-- BEGIN INFORMATION PROVIDED --

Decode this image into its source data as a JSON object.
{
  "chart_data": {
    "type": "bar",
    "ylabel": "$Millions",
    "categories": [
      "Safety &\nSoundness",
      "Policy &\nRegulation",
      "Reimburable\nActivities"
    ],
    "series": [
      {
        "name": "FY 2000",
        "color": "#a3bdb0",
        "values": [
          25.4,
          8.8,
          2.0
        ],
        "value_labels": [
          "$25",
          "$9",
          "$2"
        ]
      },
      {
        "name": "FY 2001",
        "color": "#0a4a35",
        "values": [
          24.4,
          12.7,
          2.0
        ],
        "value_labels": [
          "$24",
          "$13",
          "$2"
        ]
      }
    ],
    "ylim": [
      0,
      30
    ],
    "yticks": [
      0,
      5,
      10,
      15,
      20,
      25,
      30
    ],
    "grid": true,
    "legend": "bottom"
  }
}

-- END INFORMATION PROVIDED --
-- BEGIN INFORMATION PROVIDED --

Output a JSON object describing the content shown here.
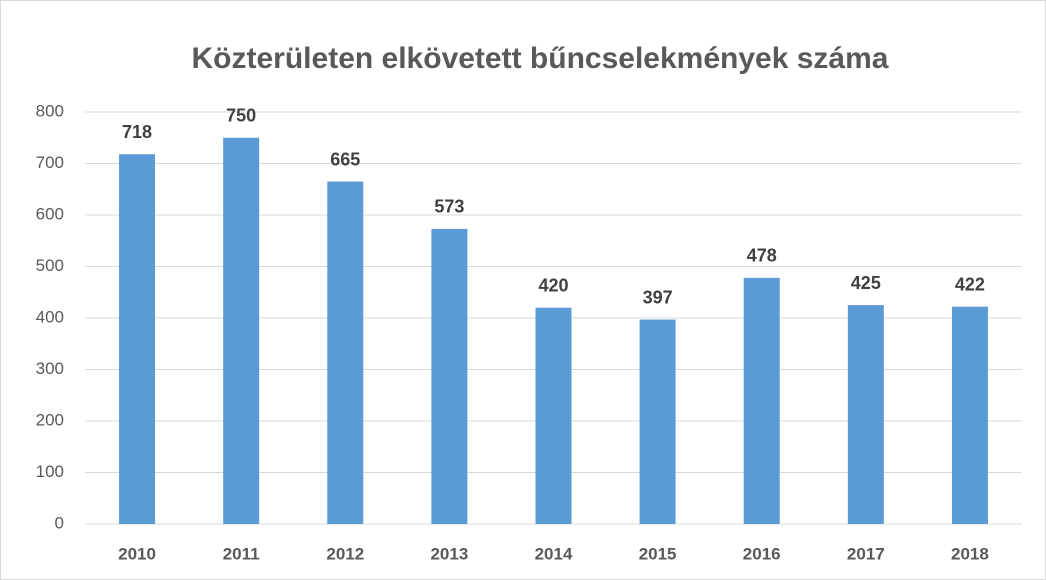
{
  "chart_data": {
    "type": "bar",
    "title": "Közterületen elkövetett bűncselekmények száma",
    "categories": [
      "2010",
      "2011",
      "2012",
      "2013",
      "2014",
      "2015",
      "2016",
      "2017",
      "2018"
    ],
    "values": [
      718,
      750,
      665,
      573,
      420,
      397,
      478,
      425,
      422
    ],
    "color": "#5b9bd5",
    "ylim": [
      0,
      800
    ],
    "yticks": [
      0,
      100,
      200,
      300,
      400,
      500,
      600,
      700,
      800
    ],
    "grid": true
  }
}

-- END INFORMATION PROVIDED --

AIM:
Return all lines of the material above in which the word "JSON" occurs.

EXERCISE OUTPUT:
Decode this image into its source data as a JSON object.
Output a JSON object describing the content shown here.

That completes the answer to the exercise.